Restate the entire listing word for word.
[Start Given entries]
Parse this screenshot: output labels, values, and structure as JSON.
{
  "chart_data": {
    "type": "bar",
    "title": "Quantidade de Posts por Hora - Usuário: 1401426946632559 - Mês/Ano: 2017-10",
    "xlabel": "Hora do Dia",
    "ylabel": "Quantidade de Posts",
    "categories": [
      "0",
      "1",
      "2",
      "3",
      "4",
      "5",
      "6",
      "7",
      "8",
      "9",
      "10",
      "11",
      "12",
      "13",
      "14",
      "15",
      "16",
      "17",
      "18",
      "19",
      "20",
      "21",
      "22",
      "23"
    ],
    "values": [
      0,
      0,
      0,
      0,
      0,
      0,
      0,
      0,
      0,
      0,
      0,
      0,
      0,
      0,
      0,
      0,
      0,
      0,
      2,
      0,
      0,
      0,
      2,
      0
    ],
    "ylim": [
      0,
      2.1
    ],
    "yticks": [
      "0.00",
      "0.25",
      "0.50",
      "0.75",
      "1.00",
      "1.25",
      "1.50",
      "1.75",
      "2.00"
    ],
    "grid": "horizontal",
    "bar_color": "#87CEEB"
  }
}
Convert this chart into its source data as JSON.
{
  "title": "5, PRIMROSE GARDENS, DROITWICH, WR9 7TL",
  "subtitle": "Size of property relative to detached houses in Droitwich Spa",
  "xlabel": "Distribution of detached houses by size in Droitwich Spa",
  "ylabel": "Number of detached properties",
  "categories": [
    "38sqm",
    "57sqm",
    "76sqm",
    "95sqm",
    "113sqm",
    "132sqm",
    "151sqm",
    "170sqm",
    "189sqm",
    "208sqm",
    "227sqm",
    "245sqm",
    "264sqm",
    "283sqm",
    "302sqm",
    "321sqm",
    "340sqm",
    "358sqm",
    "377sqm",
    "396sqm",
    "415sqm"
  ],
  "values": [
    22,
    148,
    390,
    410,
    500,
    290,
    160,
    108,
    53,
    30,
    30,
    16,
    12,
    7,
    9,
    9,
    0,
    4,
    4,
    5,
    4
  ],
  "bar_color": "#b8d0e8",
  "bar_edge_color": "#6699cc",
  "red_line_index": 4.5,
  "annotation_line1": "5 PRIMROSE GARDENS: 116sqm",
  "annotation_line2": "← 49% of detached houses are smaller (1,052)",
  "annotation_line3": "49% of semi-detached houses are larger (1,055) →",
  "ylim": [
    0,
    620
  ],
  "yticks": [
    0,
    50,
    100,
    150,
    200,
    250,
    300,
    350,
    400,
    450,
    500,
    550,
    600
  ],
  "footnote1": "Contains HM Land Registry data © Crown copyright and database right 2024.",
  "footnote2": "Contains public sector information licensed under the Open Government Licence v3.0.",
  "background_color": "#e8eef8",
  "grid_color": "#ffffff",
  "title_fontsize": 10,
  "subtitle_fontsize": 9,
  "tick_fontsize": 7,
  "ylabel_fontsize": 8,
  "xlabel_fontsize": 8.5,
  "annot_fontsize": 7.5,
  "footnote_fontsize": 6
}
[End Given entries]
### Output of the exercise
Parse this screenshot: output labels, values, and structure as JSON.
{
  "chart_data": {
    "type": "bar",
    "title": "Quantidade de Posts por Hora - Usuário: 1401426946632559 - Mês/Ano: 2017-10",
    "xlabel": "Hora do Dia",
    "ylabel": "Quantidade de Posts",
    "categories": [
      "0",
      "1",
      "2",
      "3",
      "4",
      "5",
      "6",
      "7",
      "8",
      "9",
      "10",
      "11",
      "12",
      "13",
      "14",
      "15",
      "16",
      "17",
      "18",
      "19",
      "20",
      "21",
      "22",
      "23"
    ],
    "values": [
      0,
      0,
      0,
      0,
      0,
      0,
      0,
      0,
      0,
      0,
      0,
      0,
      0,
      0,
      0,
      0,
      0,
      0,
      2,
      0,
      0,
      0,
      2,
      0
    ],
    "ylim": [
      0,
      2.1
    ],
    "yticks": [
      "0.00",
      "0.25",
      "0.50",
      "0.75",
      "1.00",
      "1.25",
      "1.50",
      "1.75",
      "2.00"
    ],
    "grid": "horizontal",
    "bar_color": "#87CEEB"
  }
}
Convert this chart into its source data as JSON.
{
  "title": "5, PRIMROSE GARDENS, DROITWICH, WR9 7TL",
  "subtitle": "Size of property relative to detached houses in Droitwich Spa",
  "xlabel": "Distribution of detached houses by size in Droitwich Spa",
  "ylabel": "Number of detached properties",
  "categories": [
    "38sqm",
    "57sqm",
    "76sqm",
    "95sqm",
    "113sqm",
    "132sqm",
    "151sqm",
    "170sqm",
    "189sqm",
    "208sqm",
    "227sqm",
    "245sqm",
    "264sqm",
    "283sqm",
    "302sqm",
    "321sqm",
    "340sqm",
    "358sqm",
    "377sqm",
    "396sqm",
    "415sqm"
  ],
  "values": [
    22,
    148,
    390,
    410,
    500,
    290,
    160,
    108,
    53,
    30,
    30,
    16,
    12,
    7,
    9,
    9,
    0,
    4,
    4,
    5,
    4
  ],
  "bar_color": "#b8d0e8",
  "bar_edge_color": "#6699cc",
  "red_line_index": 4.5,
  "annotation_line1": "5 PRIMROSE GARDENS: 116sqm",
  "annotation_line2": "← 49% of detached houses are smaller (1,052)",
  "annotation_line3": "49% of semi-detached houses are larger (1,055) →",
  "ylim": [
    0,
    620
  ],
  "yticks": [
    0,
    50,
    100,
    150,
    200,
    250,
    300,
    350,
    400,
    450,
    500,
    550,
    600
  ],
  "footnote1": "Contains HM Land Registry data © Crown copyright and database right 2024.",
  "footnote2": "Contains public sector information licensed under the Open Government Licence v3.0.",
  "background_color": "#e8eef8",
  "grid_color": "#ffffff",
  "title_fontsize": 10,
  "subtitle_fontsize": 9,
  "tick_fontsize": 7,
  "ylabel_fontsize": 8,
  "xlabel_fontsize": 8.5,
  "annot_fontsize": 7.5,
  "footnote_fontsize": 6
}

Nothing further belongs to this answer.